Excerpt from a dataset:
________________________
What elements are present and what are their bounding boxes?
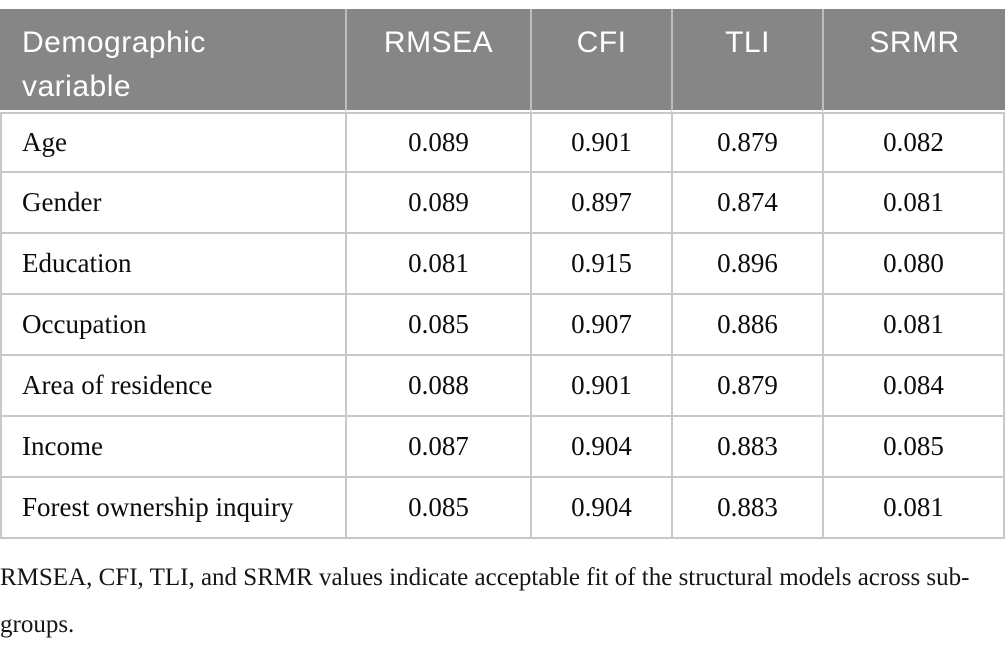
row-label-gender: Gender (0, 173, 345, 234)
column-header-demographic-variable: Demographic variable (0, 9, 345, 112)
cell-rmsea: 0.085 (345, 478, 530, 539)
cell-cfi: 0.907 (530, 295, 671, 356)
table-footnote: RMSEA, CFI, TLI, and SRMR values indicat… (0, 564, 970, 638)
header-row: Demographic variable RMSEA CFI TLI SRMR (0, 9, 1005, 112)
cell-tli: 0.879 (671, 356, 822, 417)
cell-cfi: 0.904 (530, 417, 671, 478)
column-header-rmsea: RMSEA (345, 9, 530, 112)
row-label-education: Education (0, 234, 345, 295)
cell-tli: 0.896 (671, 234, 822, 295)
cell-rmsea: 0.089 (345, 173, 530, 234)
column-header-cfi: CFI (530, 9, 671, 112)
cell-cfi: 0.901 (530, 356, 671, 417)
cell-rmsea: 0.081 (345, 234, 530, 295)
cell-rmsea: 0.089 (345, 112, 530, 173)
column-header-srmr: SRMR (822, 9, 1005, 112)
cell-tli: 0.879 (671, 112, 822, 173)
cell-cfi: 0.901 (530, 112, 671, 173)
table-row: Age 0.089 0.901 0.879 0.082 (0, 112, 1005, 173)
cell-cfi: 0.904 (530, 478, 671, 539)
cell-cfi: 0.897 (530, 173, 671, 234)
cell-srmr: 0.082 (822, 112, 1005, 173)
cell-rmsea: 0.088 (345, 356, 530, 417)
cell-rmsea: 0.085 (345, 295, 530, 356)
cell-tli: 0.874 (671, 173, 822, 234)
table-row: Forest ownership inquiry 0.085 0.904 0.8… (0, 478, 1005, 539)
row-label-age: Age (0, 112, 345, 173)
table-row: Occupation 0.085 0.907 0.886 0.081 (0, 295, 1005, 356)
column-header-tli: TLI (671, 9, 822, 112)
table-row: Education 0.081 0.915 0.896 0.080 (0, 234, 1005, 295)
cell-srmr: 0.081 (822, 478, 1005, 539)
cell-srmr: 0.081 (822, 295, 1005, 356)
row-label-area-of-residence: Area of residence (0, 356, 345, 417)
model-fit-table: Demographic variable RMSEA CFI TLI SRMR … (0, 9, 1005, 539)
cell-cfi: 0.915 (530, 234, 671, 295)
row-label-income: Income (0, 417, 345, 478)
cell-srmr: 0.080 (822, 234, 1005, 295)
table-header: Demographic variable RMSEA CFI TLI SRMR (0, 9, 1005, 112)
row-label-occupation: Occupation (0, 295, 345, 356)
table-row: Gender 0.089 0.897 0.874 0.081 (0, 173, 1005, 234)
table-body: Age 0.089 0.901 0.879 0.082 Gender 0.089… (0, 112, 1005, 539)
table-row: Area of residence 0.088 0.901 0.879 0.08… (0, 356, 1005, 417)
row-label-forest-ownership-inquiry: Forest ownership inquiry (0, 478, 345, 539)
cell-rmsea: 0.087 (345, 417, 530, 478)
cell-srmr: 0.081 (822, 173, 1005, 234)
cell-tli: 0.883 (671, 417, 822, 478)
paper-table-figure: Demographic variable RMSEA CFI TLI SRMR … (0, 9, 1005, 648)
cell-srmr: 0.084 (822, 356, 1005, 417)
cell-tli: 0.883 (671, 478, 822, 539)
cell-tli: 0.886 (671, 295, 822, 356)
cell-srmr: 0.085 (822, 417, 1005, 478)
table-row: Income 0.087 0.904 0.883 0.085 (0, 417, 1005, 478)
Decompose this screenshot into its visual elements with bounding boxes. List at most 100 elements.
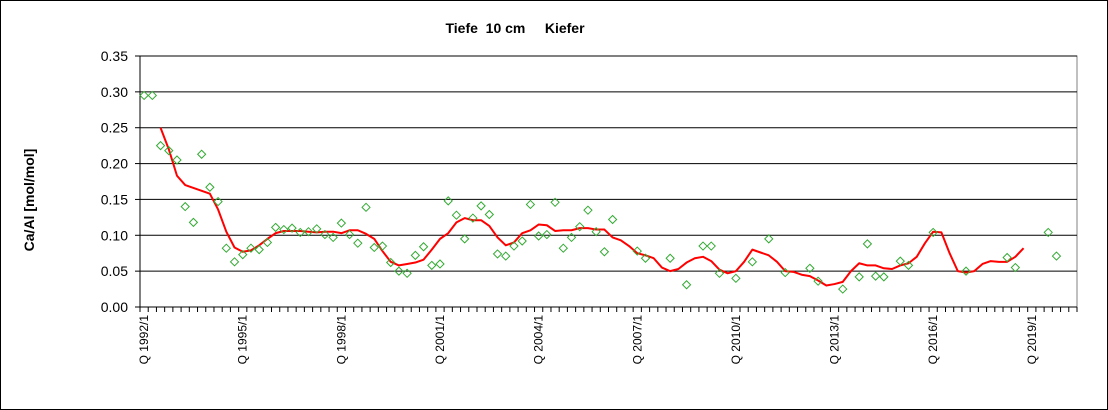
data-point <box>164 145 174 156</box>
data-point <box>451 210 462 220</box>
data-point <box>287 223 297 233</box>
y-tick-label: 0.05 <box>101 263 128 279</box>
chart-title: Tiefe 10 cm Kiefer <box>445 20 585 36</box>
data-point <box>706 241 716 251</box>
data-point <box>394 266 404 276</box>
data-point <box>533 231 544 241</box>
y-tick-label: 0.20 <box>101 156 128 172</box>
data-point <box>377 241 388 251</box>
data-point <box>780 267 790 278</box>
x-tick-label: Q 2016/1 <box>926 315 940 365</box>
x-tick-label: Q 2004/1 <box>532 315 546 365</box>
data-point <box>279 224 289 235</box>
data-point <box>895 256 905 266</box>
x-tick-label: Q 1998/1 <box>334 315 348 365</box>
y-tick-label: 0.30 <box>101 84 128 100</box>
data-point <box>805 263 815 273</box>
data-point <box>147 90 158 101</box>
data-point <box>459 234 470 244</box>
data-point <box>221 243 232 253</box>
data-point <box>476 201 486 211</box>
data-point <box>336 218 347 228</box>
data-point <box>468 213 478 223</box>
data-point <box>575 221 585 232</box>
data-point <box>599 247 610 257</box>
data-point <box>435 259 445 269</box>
________________________
§ **Required task**
Reproduce the listing with every instance of "data-point" substituted by "scatter-marker" and all else unchanged, omitting the pictures from the output.

§ **Solution for this exercise**
What elements are present and what are their bounding boxes?
row-label-gender: Gender (0, 173, 345, 234)
column-header-demographic-variable: Demographic variable (0, 9, 345, 112)
cell-rmsea: 0.085 (345, 478, 530, 539)
cell-cfi: 0.907 (530, 295, 671, 356)
table-footnote: RMSEA, CFI, TLI, and SRMR values indicat… (0, 564, 970, 638)
header-row: Demographic variable RMSEA CFI TLI SRMR (0, 9, 1005, 112)
cell-tli: 0.879 (671, 356, 822, 417)
cell-cfi: 0.904 (530, 417, 671, 478)
column-header-rmsea: RMSEA (345, 9, 530, 112)
row-label-education: Education (0, 234, 345, 295)
cell-tli: 0.896 (671, 234, 822, 295)
cell-rmsea: 0.089 (345, 173, 530, 234)
column-header-cfi: CFI (530, 9, 671, 112)
cell-cfi: 0.901 (530, 356, 671, 417)
cell-rmsea: 0.081 (345, 234, 530, 295)
cell-rmsea: 0.089 (345, 112, 530, 173)
column-header-srmr: SRMR (822, 9, 1005, 112)
cell-tli: 0.879 (671, 112, 822, 173)
cell-cfi: 0.901 (530, 112, 671, 173)
table-row: Age 0.089 0.901 0.879 0.082 (0, 112, 1005, 173)
cell-cfi: 0.904 (530, 478, 671, 539)
cell-cfi: 0.897 (530, 173, 671, 234)
cell-srmr: 0.082 (822, 112, 1005, 173)
cell-rmsea: 0.088 (345, 356, 530, 417)
cell-rmsea: 0.085 (345, 295, 530, 356)
cell-tli: 0.874 (671, 173, 822, 234)
table-row: Forest ownership inquiry 0.085 0.904 0.8… (0, 478, 1005, 539)
row-label-age: Age (0, 112, 345, 173)
table-row: Occupation 0.085 0.907 0.886 0.081 (0, 295, 1005, 356)
column-header-tli: TLI (671, 9, 822, 112)
table-row: Education 0.081 0.915 0.896 0.080 (0, 234, 1005, 295)
cell-srmr: 0.081 (822, 478, 1005, 539)
cell-srmr: 0.081 (822, 295, 1005, 356)
row-label-area-of-residence: Area of residence (0, 356, 345, 417)
model-fit-table: Demographic variable RMSEA CFI TLI SRMR … (0, 9, 1005, 539)
cell-cfi: 0.915 (530, 234, 671, 295)
row-label-income: Income (0, 417, 345, 478)
cell-srmr: 0.080 (822, 234, 1005, 295)
table-header: Demographic variable RMSEA CFI TLI SRMR (0, 9, 1005, 112)
row-label-occupation: Occupation (0, 295, 345, 356)
table-row: Gender 0.089 0.897 0.874 0.081 (0, 173, 1005, 234)
table-body: Age 0.089 0.901 0.879 0.082 Gender 0.089… (0, 112, 1005, 539)
table-row: Area of residence 0.088 0.901 0.879 0.08… (0, 356, 1005, 417)
row-label-forest-ownership-inquiry: Forest ownership inquiry (0, 478, 345, 539)
cell-rmsea: 0.087 (345, 417, 530, 478)
cell-srmr: 0.081 (822, 173, 1005, 234)
cell-tli: 0.883 (671, 417, 822, 478)
paper-table-figure: Demographic variable RMSEA CFI TLI SRMR … (0, 9, 1005, 648)
cell-srmr: 0.084 (822, 356, 1005, 417)
cell-tli: 0.883 (671, 478, 822, 539)
cell-tli: 0.886 (671, 295, 822, 356)
cell-srmr: 0.085 (822, 417, 1005, 478)
table-row: Income 0.087 0.904 0.883 0.085 (0, 417, 1005, 478)
Decompose this screenshot into its visual elements with bounding boxes. List at most 100 elements.
scatter-marker <box>164 145 174 156</box>
scatter-marker <box>451 210 462 220</box>
scatter-marker <box>287 223 297 233</box>
y-tick-label: 0.05 <box>101 263 128 279</box>
chart-title: Tiefe 10 cm Kiefer <box>445 20 585 36</box>
scatter-marker <box>706 241 716 251</box>
scatter-marker <box>394 266 404 276</box>
scatter-marker <box>533 231 544 241</box>
y-tick-label: 0.20 <box>101 156 128 172</box>
scatter-marker <box>377 241 388 251</box>
scatter-marker <box>780 267 790 278</box>
x-tick-label: Q 2016/1 <box>926 315 940 365</box>
x-tick-label: Q 2004/1 <box>532 315 546 365</box>
scatter-marker <box>279 224 289 235</box>
scatter-marker <box>895 256 905 266</box>
x-tick-label: Q 1998/1 <box>334 315 348 365</box>
y-tick-label: 0.30 <box>101 84 128 100</box>
scatter-marker <box>805 263 815 273</box>
scatter-marker <box>147 90 158 101</box>
scatter-marker <box>459 234 470 244</box>
scatter-marker <box>221 243 232 253</box>
scatter-marker <box>476 201 486 211</box>
scatter-marker <box>336 218 347 228</box>
scatter-marker <box>468 213 478 223</box>
scatter-marker <box>575 221 585 232</box>
scatter-marker <box>599 247 610 257</box>
scatter-marker <box>435 259 445 269</box>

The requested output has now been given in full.